# WHAT THE TASK ASKS
Check each line of the listing for the string "document", count the lines that have it, and answer with that number only.

-- Start of RECORDS --

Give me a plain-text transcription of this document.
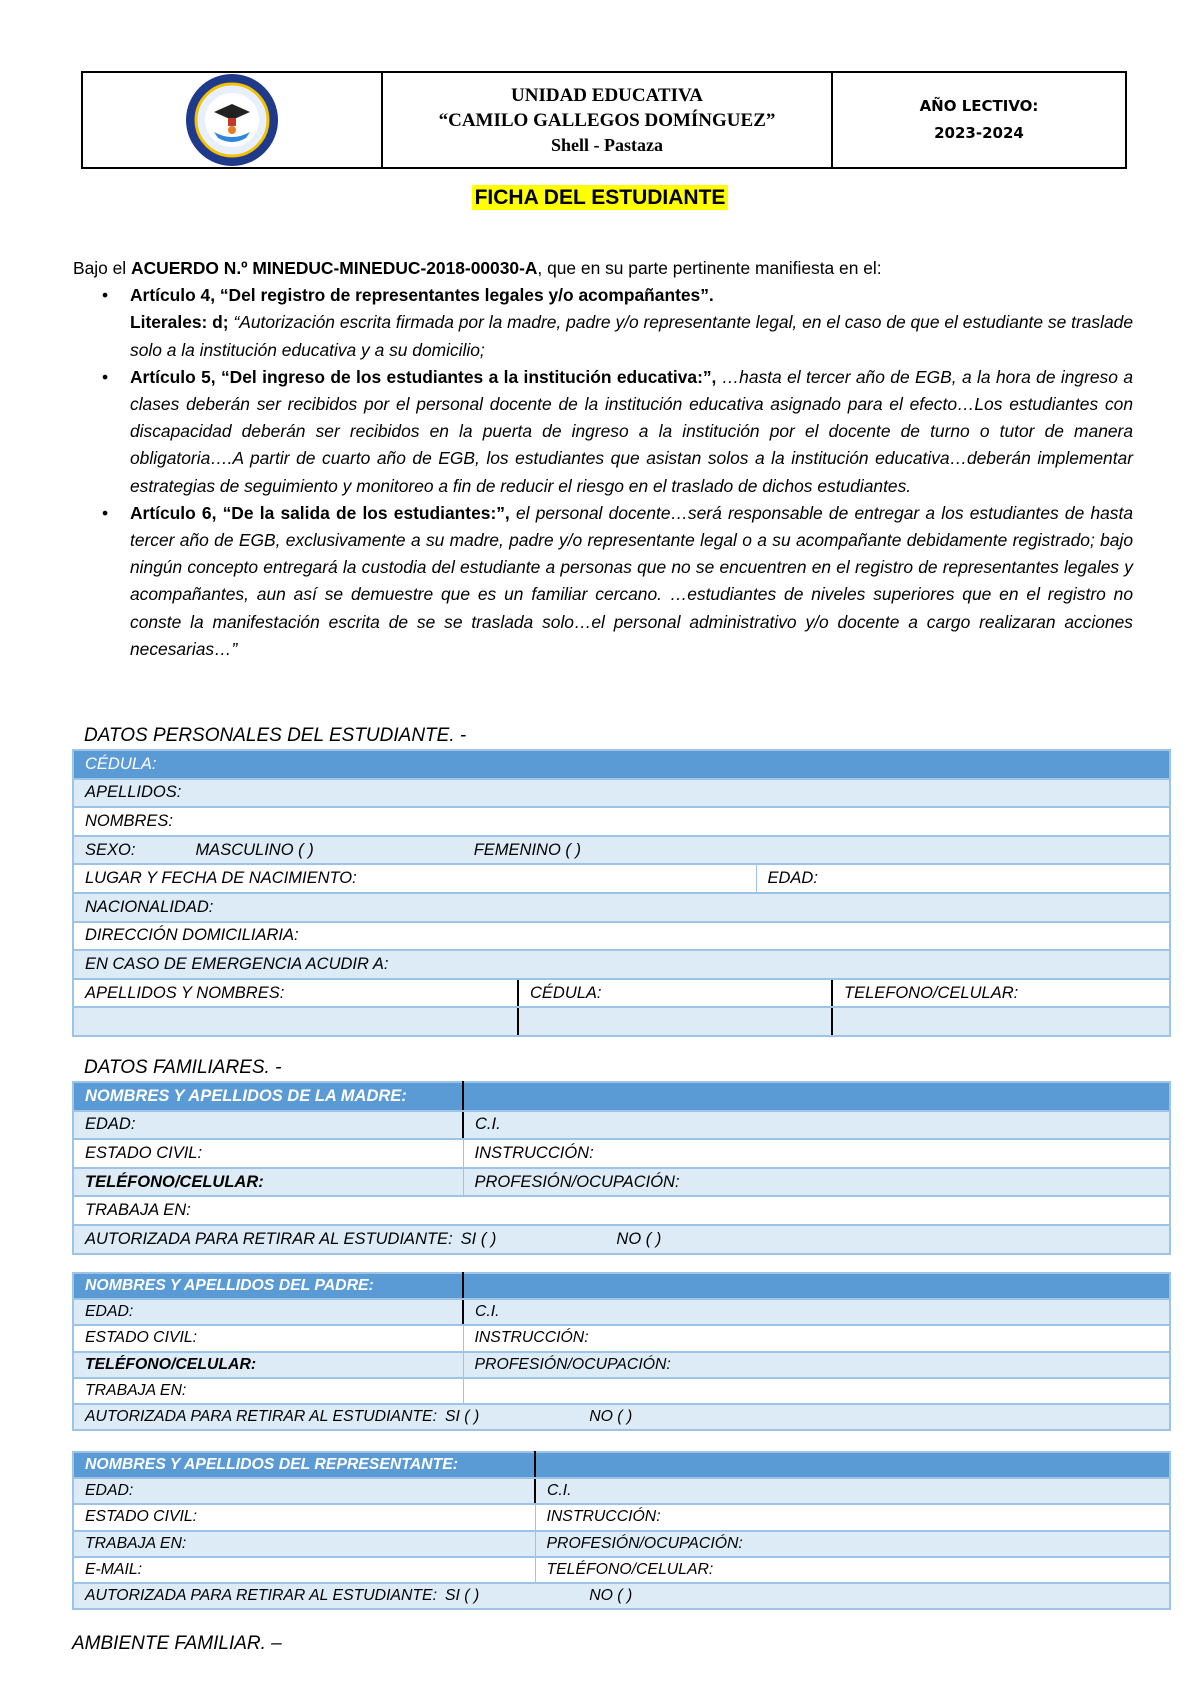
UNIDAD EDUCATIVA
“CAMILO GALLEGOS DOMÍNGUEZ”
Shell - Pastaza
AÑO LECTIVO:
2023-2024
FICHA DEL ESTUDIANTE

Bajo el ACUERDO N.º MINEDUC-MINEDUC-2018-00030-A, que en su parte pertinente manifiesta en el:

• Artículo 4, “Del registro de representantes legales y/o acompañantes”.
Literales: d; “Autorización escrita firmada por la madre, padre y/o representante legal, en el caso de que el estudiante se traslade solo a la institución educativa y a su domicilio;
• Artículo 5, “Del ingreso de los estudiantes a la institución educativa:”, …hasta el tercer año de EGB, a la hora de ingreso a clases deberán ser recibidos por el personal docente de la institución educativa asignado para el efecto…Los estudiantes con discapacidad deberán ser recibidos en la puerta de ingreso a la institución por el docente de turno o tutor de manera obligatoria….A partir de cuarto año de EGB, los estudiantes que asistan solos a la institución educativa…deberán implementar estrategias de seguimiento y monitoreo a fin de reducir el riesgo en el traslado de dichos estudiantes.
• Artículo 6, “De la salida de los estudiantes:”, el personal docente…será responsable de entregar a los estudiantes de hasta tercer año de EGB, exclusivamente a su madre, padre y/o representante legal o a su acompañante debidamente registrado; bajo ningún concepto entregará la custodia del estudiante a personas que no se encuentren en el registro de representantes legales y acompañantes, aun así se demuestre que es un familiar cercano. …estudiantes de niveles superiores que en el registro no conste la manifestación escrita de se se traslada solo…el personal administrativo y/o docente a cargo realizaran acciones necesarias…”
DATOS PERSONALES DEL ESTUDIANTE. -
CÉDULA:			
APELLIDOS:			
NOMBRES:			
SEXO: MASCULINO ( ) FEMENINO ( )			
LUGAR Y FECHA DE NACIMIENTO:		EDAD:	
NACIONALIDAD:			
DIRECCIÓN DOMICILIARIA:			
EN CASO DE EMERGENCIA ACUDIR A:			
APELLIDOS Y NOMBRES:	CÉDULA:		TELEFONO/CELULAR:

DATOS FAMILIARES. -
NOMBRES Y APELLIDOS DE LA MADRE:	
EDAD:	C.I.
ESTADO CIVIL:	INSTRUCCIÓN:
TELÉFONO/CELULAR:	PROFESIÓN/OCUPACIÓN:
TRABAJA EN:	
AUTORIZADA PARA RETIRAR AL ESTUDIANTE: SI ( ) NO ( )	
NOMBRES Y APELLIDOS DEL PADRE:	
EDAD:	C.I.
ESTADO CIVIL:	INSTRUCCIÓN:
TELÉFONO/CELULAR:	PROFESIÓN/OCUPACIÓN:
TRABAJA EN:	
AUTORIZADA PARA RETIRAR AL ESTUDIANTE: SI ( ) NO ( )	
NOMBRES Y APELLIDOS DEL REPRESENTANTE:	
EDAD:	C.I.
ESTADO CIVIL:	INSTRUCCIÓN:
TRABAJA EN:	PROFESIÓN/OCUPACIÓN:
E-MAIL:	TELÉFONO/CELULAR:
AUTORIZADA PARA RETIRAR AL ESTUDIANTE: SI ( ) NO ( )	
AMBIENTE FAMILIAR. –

-- End of RECORDS --
-- Start of RECORDS --

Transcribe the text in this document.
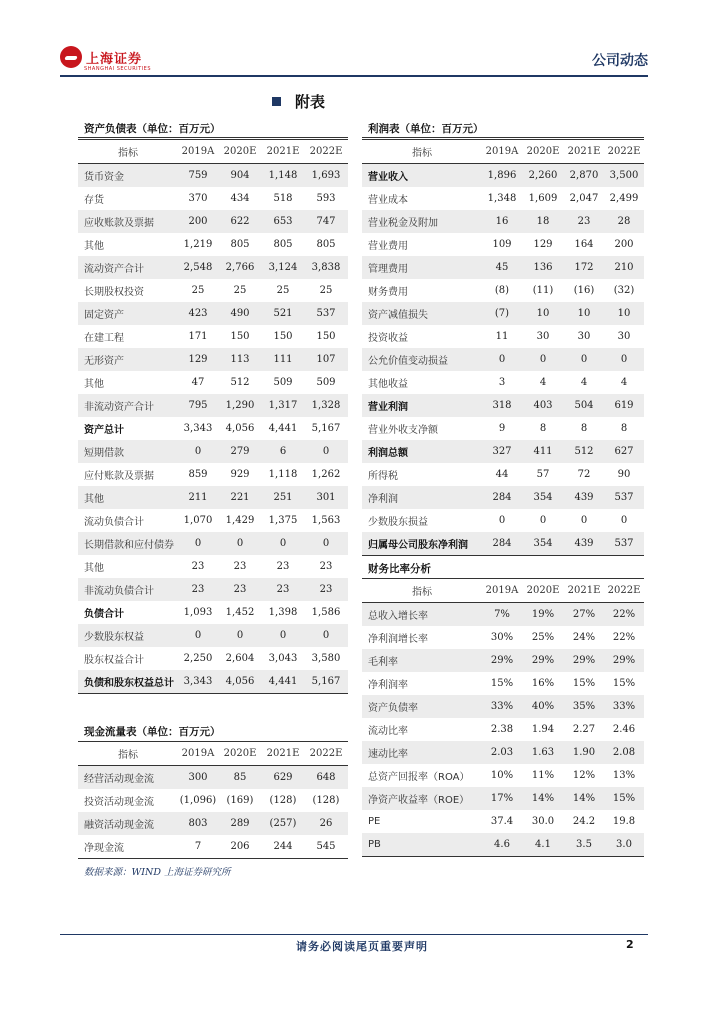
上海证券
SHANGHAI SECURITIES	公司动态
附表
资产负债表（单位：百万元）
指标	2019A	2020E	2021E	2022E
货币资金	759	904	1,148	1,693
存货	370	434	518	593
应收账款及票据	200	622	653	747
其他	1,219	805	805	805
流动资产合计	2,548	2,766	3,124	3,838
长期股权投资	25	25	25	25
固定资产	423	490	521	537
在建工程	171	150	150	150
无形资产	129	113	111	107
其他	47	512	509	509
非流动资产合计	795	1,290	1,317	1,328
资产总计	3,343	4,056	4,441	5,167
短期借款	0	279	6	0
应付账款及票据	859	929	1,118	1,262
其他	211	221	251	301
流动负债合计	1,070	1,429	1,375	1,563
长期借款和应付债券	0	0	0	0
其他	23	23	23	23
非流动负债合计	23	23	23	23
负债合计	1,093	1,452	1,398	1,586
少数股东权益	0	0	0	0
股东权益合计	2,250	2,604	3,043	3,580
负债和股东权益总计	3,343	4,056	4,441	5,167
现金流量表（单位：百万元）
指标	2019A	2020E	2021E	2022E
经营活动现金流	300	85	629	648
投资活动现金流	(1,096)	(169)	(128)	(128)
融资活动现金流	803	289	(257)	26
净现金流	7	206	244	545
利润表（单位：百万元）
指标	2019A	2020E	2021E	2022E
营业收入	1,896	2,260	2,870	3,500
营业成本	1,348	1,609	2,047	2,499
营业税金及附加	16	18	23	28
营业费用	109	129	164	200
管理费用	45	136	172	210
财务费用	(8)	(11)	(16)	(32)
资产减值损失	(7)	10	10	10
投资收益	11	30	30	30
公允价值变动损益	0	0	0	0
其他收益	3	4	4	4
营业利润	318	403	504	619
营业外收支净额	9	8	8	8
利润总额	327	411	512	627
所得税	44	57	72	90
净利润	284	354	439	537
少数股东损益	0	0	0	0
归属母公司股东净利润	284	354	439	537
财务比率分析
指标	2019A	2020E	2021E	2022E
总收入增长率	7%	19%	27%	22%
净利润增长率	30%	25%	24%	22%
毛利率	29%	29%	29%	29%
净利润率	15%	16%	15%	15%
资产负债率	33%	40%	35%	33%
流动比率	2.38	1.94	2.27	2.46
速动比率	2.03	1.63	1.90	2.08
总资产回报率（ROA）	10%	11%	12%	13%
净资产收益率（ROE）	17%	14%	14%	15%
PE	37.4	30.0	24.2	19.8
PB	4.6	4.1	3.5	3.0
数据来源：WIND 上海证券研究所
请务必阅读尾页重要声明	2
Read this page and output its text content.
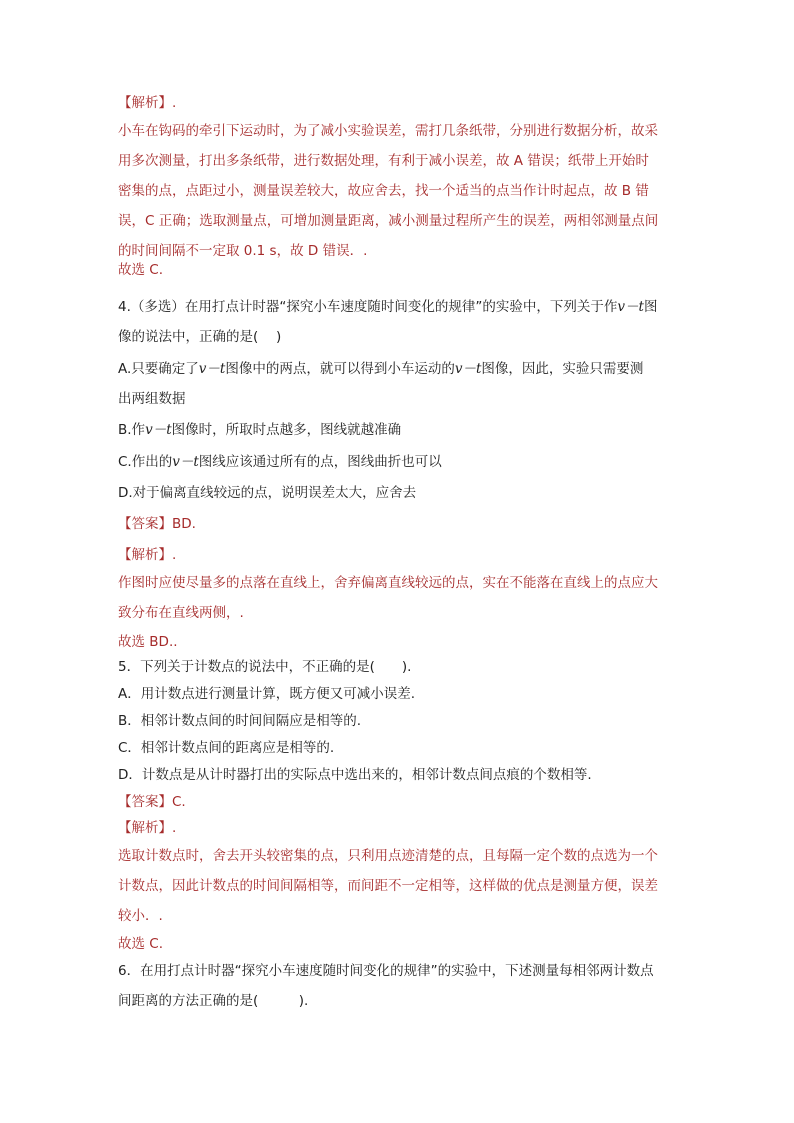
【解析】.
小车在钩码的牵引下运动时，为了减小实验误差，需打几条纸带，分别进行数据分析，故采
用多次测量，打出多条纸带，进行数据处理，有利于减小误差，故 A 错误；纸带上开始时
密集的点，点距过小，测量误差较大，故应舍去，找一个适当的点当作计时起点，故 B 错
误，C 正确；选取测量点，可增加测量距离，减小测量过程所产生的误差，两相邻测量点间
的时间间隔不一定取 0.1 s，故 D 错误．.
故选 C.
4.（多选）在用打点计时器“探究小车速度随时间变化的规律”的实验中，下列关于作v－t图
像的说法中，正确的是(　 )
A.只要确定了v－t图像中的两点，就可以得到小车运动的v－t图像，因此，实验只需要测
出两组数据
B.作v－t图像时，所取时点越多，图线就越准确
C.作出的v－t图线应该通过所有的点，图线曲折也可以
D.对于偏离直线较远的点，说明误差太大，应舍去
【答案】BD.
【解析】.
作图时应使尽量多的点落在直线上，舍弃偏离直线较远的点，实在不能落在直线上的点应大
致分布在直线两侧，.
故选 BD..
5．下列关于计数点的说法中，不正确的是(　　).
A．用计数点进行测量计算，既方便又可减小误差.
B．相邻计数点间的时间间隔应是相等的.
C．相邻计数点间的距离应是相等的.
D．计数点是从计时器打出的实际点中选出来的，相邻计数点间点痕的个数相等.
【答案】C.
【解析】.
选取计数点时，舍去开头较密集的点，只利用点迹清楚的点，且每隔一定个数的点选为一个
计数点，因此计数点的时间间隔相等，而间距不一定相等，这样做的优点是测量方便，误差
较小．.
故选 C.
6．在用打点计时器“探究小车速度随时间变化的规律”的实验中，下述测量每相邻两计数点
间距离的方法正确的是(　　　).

-- End of RECORDS --

# CORRECT OUTPUT
2